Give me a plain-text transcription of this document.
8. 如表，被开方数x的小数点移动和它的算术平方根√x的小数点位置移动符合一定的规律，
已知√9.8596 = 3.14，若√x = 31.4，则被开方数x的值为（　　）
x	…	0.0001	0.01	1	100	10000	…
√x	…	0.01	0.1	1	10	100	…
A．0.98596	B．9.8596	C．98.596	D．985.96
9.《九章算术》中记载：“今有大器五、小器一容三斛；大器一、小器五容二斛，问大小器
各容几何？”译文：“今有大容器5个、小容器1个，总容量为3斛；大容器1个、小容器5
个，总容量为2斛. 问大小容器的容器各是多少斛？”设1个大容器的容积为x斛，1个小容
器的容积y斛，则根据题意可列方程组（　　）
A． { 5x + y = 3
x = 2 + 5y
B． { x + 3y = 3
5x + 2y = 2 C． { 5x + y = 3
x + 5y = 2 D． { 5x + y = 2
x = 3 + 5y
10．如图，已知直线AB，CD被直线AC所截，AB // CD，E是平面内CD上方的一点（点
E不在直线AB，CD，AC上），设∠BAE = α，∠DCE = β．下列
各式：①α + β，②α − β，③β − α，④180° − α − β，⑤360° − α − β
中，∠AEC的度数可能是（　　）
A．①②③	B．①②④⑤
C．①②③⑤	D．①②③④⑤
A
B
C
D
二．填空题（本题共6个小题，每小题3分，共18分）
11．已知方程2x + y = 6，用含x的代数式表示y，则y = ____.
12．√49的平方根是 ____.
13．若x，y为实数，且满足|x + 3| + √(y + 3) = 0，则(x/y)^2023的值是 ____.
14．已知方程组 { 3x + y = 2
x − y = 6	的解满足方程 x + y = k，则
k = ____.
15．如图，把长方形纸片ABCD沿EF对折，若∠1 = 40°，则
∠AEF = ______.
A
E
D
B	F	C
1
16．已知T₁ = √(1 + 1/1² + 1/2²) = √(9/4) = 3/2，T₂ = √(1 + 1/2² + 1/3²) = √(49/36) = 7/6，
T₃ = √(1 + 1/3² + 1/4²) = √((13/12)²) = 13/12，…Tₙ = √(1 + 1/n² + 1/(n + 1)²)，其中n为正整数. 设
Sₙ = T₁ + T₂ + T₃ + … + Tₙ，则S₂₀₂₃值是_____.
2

··········

Reproduce each entry exactly, leaving out nothing.

Give me a plain-text transcription of this document.
8. 如表，被开方数x的小数点移动和它的算术平方根√x的小数点位置移动符合一定的规律，
已知√9.8596 = 3.14，若√x = 31.4，则被开方数x的值为（　　）
x	…	0.0001	0.01	1	100	10000	…
√x	…	0.01	0.1	1	10	100	…
A．0.98596	B．9.8596	C．98.596	D．985.96
9.《九章算术》中记载：“今有大器五、小器一容三斛；大器一、小器五容二斛，问大小器
各容几何？”译文：“今有大容器5个、小容器1个，总容量为3斛；大容器1个、小容器5
个，总容量为2斛. 问大小容器的容器各是多少斛？”设1个大容器的容积为x斛，1个小容
器的容积y斛，则根据题意可列方程组（　　）
A． { 5x + y = 3
x = 2 + 5y
B． { x + 3y = 3
5x + 2y = 2 C． { 5x + y = 3
x + 5y = 2 D． { 5x + y = 2
x = 3 + 5y
10．如图，已知直线AB，CD被直线AC所截，AB // CD，E是平面内CD上方的一点（点
E不在直线AB，CD，AC上），设∠BAE = α，∠DCE = β．下列
各式：①α + β，②α − β，③β − α，④180° − α − β，⑤360° − α − β
中，∠AEC的度数可能是（　　）
A．①②③	B．①②④⑤
C．①②③⑤	D．①②③④⑤
A
B
C
D
二．填空题（本题共6个小题，每小题3分，共18分）
11．已知方程2x + y = 6，用含x的代数式表示y，则y = ____.
12．√49的平方根是 ____.
13．若x，y为实数，且满足|x + 3| + √(y + 3) = 0，则(x/y)^2023的值是 ____.
14．已知方程组 { 3x + y = 2
x − y = 6	的解满足方程 x + y = k，则
k = ____.
15．如图，把长方形纸片ABCD沿EF对折，若∠1 = 40°，则
∠AEF = ______.
A
E
D
B	F	C
1
16．已知T₁ = √(1 + 1/1² + 1/2²) = √(9/4) = 3/2，T₂ = √(1 + 1/2² + 1/3²) = √(49/36) = 7/6，
T₃ = √(1 + 1/3² + 1/4²) = √((13/12)²) = 13/12，…Tₙ = √(1 + 1/n² + 1/(n + 1)²)，其中n为正整数. 设
Sₙ = T₁ + T₂ + T₃ + … + Tₙ，则S₂₀₂₃值是_____.
2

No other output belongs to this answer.